> Task requirements
Count, in the entries, the lines with "this". Answer with the number only.

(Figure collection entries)
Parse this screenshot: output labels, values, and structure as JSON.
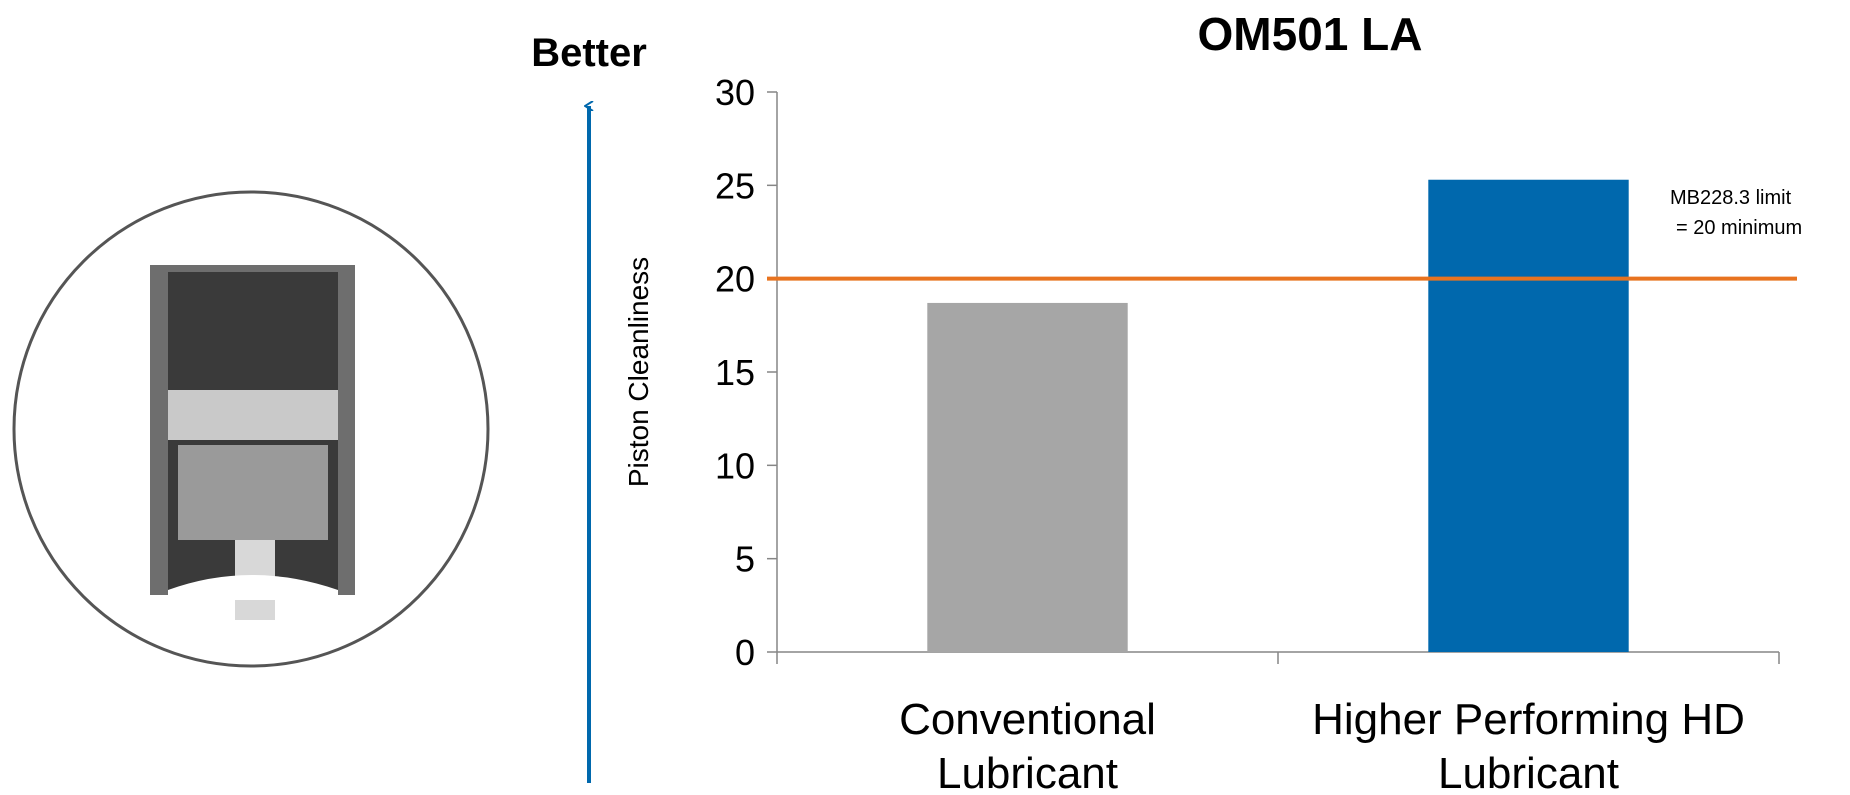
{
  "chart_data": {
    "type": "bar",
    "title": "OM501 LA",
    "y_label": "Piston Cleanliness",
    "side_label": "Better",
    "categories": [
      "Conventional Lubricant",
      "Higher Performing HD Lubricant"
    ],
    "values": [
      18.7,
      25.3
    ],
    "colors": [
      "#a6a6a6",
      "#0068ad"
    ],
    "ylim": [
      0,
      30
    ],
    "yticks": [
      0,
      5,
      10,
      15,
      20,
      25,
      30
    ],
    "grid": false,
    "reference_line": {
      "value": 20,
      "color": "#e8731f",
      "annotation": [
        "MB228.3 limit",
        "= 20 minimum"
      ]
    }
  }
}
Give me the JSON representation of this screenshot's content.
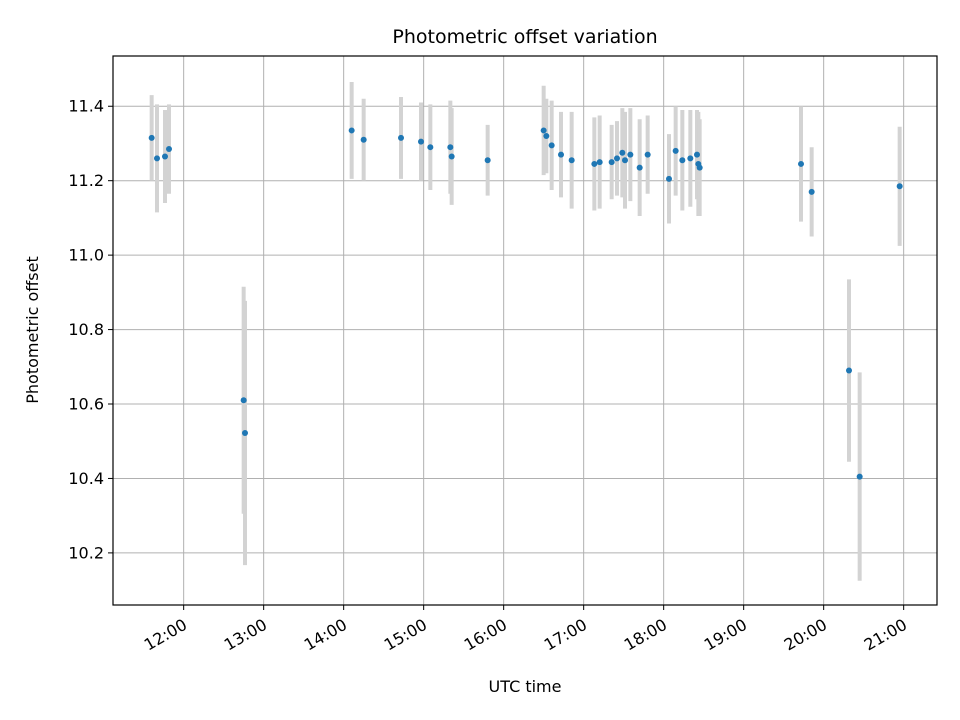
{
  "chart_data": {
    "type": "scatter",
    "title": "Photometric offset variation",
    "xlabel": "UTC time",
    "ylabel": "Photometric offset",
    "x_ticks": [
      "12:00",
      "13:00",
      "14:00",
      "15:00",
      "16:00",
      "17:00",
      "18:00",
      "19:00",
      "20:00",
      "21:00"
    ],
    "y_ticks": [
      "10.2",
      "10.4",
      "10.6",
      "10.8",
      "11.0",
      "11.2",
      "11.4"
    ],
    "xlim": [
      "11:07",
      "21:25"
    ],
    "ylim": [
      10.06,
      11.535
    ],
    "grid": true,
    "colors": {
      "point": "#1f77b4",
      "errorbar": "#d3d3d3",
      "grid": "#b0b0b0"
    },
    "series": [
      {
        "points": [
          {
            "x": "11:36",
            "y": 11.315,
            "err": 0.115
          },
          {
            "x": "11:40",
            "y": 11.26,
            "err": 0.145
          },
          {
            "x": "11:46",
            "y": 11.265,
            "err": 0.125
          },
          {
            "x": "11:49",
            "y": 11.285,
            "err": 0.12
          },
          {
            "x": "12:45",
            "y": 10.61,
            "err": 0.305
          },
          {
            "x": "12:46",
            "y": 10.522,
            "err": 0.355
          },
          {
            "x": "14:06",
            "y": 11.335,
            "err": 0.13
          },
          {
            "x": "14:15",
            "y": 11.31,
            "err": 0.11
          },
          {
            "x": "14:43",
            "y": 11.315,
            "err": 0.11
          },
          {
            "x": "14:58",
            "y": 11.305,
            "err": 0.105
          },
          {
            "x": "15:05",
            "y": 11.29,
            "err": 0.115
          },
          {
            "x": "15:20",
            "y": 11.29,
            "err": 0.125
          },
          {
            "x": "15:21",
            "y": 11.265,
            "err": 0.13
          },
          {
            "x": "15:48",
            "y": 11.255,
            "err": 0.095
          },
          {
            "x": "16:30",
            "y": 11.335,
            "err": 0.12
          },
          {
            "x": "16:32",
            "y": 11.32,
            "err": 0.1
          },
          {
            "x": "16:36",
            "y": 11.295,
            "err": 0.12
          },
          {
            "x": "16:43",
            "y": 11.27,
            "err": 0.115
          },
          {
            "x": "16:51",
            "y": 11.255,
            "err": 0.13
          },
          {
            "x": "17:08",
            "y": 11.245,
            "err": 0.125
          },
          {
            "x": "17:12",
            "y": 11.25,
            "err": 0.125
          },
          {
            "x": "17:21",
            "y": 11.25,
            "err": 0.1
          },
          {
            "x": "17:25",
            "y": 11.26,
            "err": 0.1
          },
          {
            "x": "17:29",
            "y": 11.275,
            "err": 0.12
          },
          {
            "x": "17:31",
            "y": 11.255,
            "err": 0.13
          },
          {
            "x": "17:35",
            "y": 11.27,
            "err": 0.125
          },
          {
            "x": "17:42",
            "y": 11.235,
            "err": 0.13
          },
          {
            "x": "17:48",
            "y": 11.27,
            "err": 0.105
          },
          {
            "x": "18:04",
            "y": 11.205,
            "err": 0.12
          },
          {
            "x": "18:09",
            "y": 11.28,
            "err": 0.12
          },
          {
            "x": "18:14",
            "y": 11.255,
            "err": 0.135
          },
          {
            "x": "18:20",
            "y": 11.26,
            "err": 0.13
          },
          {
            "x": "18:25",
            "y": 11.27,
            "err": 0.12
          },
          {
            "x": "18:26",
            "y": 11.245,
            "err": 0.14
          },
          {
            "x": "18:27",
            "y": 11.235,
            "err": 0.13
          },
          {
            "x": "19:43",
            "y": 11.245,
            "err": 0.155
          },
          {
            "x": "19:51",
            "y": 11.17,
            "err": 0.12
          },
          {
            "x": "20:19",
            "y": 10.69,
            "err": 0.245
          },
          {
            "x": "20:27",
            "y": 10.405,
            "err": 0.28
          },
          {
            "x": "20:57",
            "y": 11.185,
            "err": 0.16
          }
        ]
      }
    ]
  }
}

* * *

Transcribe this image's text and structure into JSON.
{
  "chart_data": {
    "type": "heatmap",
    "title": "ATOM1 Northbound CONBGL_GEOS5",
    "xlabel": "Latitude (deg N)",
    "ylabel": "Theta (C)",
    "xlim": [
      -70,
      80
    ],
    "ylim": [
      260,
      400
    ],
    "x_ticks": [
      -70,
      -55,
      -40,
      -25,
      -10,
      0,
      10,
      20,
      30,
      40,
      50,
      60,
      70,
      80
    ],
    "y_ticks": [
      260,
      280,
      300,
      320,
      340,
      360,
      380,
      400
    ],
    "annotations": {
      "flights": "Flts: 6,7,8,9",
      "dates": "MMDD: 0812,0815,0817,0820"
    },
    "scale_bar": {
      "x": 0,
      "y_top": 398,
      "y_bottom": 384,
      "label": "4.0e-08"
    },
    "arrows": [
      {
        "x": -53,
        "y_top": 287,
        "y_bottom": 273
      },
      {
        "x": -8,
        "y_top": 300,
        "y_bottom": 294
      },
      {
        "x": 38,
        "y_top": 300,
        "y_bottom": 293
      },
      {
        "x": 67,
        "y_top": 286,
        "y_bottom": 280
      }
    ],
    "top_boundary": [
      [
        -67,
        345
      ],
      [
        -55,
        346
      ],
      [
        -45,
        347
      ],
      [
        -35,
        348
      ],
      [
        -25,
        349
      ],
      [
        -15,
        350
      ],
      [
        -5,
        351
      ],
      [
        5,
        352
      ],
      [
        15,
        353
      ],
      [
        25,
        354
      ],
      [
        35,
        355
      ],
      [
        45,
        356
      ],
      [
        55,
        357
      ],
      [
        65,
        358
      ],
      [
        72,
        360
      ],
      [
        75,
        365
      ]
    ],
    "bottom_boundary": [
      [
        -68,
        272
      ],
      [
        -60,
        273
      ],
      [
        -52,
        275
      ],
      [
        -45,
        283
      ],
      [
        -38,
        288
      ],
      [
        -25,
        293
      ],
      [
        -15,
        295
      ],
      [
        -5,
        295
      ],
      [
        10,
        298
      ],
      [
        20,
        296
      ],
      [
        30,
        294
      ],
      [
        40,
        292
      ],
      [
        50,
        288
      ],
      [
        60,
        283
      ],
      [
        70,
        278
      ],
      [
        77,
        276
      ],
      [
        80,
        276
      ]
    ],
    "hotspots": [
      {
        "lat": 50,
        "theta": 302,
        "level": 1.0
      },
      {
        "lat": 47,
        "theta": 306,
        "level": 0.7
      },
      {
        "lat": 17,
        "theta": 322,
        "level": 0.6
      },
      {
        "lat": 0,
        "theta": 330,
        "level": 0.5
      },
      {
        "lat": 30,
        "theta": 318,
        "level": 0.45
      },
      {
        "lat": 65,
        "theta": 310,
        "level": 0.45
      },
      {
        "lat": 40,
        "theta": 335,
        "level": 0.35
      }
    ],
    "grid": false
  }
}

> The response
3